» **Objective**: In the text below on Mirror syncs from data warehouses, what is the default value of delta.logRetentionDuration for Databricks Change Data Feed?

» **Document text**:
========================================

If you find yourself needing such a JOIN in event data, we recommend considering if syncing the joined data as User Profiles,
Group Profiles, or a Lookup Table would work instead.
Handling schema changes when using Mirror with Snowflake:
Adding new, default-NULL columns to Mirror-tracked tables/views is fully supported.ALTER TABLE <table> ADD COLUMN <column> VARCHAR DEFAULT NULL;
We recommend avoiding other types of schema changes. Snowflake streams only reflect changes to tables from DML statements. DDL statements
that logically modify data (e.g., adding new columns with default values, dropping existing columns, or renaming columns) will be reflected
in future data sent to Mixpanel, but the Stream will not update historical data with changes caused by DDL statements. Mirror uses Databricks Change Data Feed to track changes to Databricks tables.
The only requirement to use Mirror on a Databricks table is to enable change data feed on those entities.ALTER TABLE <table> SET TBLPROPERTIES (delta.enableChangeDataFeed = true);
Considerations when using Mirror with Databricks:
- Mirror is not supported on views in Databricks
- Databricks Change Data Feed only maintains change history for a limited number of days determined by delta.logRetentionDuration (default is 30 days). Make sure that the Mixpanel sync does not go longer
than this number of days without running. Mixpanel recommends leaving the default of 30 days to ensure that if Mixpanel loses access to the warehouse unexpectedly (e.g., a credentials change), there is time to correct the issue.
- Databricks Change Data Feed does not work if a table is deleted and re-created with the same name. If using a tool like DBT to model
data in Databricks, make sure to use an incremental model so that
DBT does not replace the table each time it runs.
- While Databricks Change Data Feed works with adding new columns to the table, there are certain limitations when it comes to dropping columns or renaming columns
that use column mappings. In such scenarios, Mixpanel recommends deleting the sync (along with the data) and re-creating the sync.
Mirror takes Redshift table snapshots and runs queries to compute the change stream between two snapshots using the computed MD5 hash value for each row. Snapshots are stored in a staging schema created in Step 1.
- If two rows in the Redshift table are identical across all columns, the md5 hash value Mirror computes for each row will be the same, and Mixpanel will consider them the same row, causing only one copy to appear in Mixpanel. We recommend ensuring that one of your columns is a unique row ID to avoid this.
- The table snapshots managed by Mixpanel are automatically cleaned up. Under normal conditions, Mirror maintains only one snapshot per sync and removes the older run’s snapshot as soon as it has been used by the subsequent sync run. These snapshots will incur some additional storage cost.

========================================

» **Source excerpt**:
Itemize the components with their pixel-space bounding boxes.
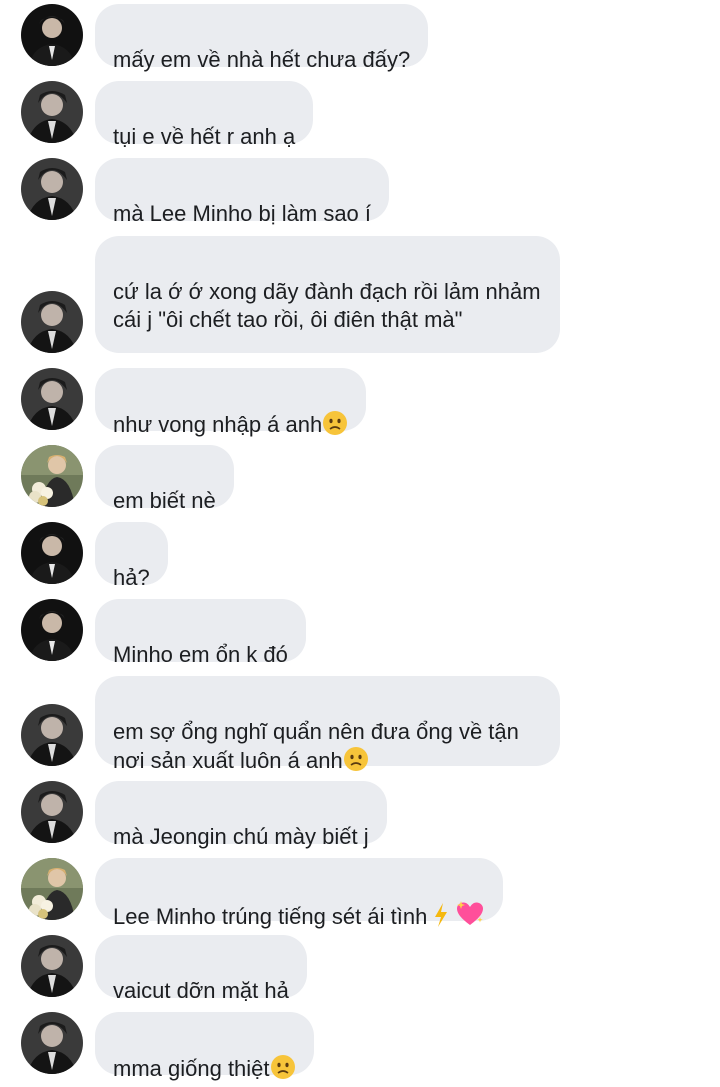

========================================

» **Final result**: 30 days.